### [TASK]
Scan the entries below and count the lines holding the string "rady". Supply only the number.

====================

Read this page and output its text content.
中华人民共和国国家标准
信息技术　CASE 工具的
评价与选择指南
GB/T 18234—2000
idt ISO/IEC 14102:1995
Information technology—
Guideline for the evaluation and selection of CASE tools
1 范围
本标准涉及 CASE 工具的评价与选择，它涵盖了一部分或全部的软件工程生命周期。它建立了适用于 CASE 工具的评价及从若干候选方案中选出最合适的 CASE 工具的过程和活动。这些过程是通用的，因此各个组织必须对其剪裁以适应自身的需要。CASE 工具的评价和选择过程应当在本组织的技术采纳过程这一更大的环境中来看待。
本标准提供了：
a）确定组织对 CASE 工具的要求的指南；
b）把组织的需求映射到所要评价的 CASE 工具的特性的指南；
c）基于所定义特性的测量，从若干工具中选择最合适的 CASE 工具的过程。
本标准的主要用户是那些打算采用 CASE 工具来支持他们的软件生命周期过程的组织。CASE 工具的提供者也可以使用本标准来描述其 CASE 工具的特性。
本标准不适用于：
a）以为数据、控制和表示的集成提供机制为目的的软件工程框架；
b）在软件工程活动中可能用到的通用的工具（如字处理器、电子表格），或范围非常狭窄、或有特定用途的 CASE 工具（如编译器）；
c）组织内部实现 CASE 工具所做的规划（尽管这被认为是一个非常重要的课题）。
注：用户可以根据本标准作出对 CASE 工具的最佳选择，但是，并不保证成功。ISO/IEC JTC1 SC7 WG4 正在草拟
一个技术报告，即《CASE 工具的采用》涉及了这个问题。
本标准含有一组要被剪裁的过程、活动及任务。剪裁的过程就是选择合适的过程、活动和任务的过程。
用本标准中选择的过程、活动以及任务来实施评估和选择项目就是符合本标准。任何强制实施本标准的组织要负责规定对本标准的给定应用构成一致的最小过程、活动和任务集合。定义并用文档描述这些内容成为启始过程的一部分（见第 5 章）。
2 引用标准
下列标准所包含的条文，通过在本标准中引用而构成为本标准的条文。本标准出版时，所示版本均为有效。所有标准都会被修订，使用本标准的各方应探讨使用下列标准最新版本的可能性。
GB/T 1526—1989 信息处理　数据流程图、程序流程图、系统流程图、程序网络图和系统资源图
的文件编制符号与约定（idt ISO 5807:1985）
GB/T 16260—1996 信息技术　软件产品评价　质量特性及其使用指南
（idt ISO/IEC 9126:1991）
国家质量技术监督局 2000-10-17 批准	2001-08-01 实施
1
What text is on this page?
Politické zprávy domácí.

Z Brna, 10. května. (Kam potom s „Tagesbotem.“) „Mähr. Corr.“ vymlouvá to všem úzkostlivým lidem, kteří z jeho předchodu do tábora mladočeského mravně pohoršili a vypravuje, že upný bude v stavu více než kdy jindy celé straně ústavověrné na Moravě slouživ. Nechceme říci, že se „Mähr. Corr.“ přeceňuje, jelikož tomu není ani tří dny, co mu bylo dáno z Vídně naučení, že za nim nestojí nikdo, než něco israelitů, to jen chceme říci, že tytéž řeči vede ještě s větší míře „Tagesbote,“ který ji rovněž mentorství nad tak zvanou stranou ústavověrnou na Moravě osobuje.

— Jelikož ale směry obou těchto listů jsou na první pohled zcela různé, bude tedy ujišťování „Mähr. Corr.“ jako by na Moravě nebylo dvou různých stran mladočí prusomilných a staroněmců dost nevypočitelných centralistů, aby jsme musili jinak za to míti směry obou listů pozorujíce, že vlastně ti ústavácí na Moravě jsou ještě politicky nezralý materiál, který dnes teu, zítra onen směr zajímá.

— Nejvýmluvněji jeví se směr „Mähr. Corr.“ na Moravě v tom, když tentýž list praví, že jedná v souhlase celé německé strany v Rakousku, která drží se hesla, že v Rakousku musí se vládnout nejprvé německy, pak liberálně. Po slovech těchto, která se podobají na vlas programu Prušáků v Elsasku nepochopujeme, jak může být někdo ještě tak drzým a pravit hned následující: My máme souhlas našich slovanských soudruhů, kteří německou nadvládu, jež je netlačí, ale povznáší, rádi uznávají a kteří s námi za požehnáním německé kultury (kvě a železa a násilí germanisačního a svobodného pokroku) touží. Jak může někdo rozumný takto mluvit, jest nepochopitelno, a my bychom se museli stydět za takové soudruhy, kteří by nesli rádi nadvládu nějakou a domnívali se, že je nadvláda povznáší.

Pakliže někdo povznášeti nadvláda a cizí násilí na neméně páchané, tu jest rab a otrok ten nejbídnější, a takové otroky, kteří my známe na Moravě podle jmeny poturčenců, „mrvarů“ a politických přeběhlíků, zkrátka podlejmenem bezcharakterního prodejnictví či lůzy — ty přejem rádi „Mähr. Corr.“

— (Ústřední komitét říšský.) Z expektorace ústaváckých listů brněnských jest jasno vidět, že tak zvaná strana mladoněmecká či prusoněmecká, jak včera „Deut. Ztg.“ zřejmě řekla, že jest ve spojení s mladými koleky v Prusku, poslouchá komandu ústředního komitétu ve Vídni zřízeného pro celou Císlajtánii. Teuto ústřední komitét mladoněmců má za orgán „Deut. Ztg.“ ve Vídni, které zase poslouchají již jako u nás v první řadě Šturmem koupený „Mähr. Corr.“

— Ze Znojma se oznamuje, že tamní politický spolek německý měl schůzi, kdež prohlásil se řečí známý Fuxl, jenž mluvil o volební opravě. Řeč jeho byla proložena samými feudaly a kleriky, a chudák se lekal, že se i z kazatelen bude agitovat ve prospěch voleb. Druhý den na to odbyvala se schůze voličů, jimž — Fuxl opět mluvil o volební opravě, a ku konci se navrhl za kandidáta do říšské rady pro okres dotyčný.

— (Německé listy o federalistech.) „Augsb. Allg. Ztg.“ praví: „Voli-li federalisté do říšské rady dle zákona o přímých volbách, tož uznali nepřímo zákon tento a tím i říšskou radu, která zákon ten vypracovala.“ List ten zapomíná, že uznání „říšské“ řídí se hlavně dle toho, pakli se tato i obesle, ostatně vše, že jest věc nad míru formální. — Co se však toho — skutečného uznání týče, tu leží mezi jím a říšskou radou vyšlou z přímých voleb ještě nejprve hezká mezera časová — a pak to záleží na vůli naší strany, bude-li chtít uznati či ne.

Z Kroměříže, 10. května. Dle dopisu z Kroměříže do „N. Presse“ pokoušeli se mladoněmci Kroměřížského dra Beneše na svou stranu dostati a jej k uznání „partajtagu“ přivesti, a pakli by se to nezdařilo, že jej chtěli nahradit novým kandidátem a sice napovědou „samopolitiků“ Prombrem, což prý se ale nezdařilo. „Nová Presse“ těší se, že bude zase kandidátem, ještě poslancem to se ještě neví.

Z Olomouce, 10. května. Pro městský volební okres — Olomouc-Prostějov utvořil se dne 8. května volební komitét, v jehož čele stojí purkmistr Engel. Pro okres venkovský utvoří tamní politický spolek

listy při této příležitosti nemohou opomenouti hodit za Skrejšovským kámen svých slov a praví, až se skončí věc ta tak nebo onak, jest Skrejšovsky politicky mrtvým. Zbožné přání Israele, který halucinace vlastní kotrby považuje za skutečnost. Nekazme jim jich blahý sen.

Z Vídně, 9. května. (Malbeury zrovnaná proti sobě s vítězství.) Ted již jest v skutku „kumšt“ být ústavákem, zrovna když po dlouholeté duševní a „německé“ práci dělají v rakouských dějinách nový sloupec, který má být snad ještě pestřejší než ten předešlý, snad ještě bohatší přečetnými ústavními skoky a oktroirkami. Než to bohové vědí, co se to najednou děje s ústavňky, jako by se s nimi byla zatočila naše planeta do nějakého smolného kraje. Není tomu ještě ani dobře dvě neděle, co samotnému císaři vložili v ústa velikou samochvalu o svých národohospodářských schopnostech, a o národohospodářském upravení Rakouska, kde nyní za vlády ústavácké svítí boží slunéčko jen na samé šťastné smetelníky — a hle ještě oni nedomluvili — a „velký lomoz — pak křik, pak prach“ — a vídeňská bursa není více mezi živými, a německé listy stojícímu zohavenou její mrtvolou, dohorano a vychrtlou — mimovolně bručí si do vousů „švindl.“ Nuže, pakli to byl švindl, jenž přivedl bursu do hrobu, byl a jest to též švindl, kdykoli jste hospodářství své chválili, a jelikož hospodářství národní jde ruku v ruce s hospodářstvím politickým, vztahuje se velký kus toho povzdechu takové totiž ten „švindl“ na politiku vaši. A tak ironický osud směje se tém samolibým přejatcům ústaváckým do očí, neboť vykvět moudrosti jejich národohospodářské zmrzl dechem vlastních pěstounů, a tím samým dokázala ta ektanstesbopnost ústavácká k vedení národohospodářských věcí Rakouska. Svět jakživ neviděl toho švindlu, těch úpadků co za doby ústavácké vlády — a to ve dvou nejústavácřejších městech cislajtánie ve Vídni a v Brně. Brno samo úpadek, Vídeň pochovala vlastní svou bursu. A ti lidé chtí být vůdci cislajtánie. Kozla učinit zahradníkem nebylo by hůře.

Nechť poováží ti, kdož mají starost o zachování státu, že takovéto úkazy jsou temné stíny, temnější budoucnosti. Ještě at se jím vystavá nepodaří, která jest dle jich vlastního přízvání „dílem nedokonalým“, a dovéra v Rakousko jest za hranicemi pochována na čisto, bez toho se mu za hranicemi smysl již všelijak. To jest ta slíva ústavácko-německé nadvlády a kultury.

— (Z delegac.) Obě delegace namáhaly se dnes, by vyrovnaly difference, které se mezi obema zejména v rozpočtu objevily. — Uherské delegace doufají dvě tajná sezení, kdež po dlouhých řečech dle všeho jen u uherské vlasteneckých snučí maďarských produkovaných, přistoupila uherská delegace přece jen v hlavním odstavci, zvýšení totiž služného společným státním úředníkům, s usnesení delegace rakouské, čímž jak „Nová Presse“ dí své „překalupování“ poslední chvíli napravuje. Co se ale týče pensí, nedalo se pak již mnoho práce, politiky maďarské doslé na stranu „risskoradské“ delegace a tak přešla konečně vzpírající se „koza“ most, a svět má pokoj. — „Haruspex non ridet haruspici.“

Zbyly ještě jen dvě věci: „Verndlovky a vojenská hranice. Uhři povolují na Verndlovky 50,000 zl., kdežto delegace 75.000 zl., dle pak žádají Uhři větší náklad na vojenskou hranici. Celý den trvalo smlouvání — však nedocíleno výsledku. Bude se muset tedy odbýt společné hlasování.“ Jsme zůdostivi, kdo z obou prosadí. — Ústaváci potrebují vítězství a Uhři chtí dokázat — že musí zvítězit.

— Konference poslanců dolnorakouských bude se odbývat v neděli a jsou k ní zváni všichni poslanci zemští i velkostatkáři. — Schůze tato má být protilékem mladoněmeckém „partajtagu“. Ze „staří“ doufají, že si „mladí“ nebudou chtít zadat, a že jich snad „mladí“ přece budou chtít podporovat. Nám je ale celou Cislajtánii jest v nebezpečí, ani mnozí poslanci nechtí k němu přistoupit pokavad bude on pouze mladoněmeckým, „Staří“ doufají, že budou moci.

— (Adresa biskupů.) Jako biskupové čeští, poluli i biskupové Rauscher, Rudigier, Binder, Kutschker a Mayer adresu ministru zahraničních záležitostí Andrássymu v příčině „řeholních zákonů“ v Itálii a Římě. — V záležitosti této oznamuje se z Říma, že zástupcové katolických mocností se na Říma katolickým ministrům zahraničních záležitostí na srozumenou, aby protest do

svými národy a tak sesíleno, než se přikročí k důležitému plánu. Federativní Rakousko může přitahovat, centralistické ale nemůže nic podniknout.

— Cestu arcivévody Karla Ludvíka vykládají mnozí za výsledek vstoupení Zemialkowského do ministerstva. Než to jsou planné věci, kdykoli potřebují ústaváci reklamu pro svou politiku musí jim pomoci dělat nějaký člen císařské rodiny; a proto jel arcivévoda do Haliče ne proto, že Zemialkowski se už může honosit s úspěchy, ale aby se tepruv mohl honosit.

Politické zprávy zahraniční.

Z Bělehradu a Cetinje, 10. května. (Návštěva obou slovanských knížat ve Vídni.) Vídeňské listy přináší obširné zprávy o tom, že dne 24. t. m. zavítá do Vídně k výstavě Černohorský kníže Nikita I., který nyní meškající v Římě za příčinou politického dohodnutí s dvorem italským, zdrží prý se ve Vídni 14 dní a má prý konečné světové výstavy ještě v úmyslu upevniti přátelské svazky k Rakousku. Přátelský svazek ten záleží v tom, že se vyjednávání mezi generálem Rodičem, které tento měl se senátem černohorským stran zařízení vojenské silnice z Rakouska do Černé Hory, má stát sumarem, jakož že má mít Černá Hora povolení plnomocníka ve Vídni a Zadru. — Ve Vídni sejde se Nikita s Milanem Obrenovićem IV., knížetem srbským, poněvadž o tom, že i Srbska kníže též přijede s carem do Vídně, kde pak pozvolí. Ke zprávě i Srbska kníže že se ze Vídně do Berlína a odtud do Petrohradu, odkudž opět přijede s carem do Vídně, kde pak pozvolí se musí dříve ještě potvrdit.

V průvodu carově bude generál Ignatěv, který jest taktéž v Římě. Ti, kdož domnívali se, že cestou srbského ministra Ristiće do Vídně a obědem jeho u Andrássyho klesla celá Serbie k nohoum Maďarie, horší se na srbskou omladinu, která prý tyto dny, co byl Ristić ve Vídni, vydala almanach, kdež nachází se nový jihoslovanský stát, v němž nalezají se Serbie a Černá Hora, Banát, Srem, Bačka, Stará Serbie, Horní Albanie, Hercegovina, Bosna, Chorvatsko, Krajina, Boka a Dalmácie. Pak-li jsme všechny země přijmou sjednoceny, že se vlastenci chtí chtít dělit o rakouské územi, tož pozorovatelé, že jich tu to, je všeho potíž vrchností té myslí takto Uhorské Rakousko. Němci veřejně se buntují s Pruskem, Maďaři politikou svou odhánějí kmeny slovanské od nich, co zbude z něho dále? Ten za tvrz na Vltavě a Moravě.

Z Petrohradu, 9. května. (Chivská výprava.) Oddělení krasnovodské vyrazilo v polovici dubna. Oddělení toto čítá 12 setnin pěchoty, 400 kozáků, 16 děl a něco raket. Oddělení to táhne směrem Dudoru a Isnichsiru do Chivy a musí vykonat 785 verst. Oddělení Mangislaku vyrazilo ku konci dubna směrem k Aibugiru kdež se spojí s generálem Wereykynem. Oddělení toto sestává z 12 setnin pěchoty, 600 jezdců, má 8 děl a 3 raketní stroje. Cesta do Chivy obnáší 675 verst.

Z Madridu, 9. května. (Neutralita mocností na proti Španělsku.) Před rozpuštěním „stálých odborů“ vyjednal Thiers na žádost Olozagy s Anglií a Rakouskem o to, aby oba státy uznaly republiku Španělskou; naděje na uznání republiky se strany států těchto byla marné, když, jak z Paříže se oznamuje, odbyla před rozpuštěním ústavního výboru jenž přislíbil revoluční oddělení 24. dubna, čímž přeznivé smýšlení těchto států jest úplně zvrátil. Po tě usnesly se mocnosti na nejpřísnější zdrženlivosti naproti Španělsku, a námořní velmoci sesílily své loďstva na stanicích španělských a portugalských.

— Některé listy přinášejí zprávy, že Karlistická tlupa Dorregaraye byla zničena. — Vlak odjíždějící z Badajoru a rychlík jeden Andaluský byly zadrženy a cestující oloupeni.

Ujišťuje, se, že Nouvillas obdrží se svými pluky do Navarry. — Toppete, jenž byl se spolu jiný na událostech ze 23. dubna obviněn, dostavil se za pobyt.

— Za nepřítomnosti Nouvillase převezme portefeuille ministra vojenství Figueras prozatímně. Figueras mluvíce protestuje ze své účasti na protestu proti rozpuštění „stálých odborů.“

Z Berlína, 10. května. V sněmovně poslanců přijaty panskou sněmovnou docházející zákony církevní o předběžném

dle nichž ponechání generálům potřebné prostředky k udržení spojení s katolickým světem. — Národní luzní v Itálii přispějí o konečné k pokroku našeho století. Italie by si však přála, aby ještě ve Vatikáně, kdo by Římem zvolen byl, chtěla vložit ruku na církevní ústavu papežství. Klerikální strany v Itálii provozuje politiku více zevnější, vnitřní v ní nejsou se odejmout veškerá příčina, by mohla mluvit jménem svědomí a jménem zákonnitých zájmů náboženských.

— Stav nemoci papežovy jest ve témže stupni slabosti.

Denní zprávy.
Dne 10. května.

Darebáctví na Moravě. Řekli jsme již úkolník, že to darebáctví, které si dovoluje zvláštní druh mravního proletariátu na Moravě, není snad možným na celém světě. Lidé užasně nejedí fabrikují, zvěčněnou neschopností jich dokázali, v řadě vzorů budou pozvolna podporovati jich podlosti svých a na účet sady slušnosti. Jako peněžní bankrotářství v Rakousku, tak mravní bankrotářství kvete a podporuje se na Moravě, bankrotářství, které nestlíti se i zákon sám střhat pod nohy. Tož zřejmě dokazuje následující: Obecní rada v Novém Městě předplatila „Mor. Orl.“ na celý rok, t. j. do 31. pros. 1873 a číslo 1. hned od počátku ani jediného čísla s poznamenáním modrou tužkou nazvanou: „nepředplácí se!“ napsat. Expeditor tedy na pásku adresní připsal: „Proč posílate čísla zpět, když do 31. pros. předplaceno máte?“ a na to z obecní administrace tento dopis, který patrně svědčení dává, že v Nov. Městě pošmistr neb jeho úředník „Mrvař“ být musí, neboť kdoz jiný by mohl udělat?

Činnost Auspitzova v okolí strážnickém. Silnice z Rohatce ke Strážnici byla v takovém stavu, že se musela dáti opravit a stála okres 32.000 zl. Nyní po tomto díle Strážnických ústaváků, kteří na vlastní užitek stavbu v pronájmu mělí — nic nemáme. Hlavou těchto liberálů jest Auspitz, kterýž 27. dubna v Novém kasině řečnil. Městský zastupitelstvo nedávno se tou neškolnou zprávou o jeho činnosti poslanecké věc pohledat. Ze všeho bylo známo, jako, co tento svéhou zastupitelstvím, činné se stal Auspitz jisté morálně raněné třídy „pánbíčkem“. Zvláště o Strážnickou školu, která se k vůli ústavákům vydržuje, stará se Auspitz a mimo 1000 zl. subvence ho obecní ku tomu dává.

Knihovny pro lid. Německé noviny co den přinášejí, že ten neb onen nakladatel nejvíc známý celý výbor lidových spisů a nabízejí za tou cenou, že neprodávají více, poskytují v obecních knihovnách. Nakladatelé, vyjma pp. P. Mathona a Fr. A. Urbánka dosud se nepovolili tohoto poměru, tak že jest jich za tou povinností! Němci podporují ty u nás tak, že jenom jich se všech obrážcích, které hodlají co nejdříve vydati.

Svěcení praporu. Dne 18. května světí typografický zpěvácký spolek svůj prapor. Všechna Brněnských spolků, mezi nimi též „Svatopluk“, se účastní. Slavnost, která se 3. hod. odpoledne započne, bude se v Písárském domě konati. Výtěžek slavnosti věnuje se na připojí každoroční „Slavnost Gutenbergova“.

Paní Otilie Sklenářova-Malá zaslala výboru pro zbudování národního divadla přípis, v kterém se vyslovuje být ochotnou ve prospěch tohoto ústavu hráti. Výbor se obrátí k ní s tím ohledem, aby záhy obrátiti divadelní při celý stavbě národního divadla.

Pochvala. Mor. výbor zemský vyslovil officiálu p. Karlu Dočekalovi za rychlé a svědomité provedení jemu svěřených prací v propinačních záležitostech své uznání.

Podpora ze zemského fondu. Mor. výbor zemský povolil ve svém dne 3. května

====================

### [EXERCISE RESPONSE]
2